* BEGIN Provided data *

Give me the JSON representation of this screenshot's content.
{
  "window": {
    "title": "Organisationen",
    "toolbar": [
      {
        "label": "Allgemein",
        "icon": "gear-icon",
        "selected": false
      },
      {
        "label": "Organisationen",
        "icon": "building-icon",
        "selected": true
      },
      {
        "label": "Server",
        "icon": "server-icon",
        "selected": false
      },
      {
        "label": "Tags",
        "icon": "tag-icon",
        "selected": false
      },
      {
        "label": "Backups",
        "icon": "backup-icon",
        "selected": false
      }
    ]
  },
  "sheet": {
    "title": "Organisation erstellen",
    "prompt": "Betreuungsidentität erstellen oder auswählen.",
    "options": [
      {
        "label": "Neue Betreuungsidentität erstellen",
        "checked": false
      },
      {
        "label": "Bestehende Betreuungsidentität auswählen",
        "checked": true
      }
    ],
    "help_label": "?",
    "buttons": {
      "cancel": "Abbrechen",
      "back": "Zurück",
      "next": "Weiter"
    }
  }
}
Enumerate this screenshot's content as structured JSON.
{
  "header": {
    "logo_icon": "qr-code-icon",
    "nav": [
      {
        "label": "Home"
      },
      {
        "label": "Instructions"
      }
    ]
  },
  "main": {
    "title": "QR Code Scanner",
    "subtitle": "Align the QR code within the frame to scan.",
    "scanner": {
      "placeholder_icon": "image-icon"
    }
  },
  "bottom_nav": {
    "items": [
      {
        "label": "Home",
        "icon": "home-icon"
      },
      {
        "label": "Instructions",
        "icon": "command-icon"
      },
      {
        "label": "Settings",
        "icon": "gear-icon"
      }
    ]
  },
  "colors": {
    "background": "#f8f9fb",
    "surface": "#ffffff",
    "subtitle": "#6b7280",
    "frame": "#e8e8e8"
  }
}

* END Provided data *

Return the entries in full, keeping every line exactly as it is.

• Result of the exercise:
Give me the JSON representation of this screenshot's content.
{
  "window": {
    "title": "Organisationen",
    "toolbar": [
      {
        "label": "Allgemein",
        "icon": "gear-icon",
        "selected": false
      },
      {
        "label": "Organisationen",
        "icon": "building-icon",
        "selected": true
      },
      {
        "label": "Server",
        "icon": "server-icon",
        "selected": false
      },
      {
        "label": "Tags",
        "icon": "tag-icon",
        "selected": false
      },
      {
        "label": "Backups",
        "icon": "backup-icon",
        "selected": false
      }
    ]
  },
  "sheet": {
    "title": "Organisation erstellen",
    "prompt": "Betreuungsidentität erstellen oder auswählen.",
    "options": [
      {
        "label": "Neue Betreuungsidentität erstellen",
        "checked": false
      },
      {
        "label": "Bestehende Betreuungsidentität auswählen",
        "checked": true
      }
    ],
    "help_label": "?",
    "buttons": {
      "cancel": "Abbrechen",
      "back": "Zurück",
      "next": "Weiter"
    }
  }
}
Enumerate this screenshot's content as structured JSON.
{
  "header": {
    "logo_icon": "qr-code-icon",
    "nav": [
      {
        "label": "Home"
      },
      {
        "label": "Instructions"
      }
    ]
  },
  "main": {
    "title": "QR Code Scanner",
    "subtitle": "Align the QR code within the frame to scan.",
    "scanner": {
      "placeholder_icon": "image-icon"
    }
  },
  "bottom_nav": {
    "items": [
      {
        "label": "Home",
        "icon": "home-icon"
      },
      {
        "label": "Instructions",
        "icon": "command-icon"
      },
      {
        "label": "Settings",
        "icon": "gear-icon"
      }
    ]
  },
  "colors": {
    "background": "#f8f9fb",
    "surface": "#ffffff",
    "subtitle": "#6b7280",
    "frame": "#e8e8e8"
  }
}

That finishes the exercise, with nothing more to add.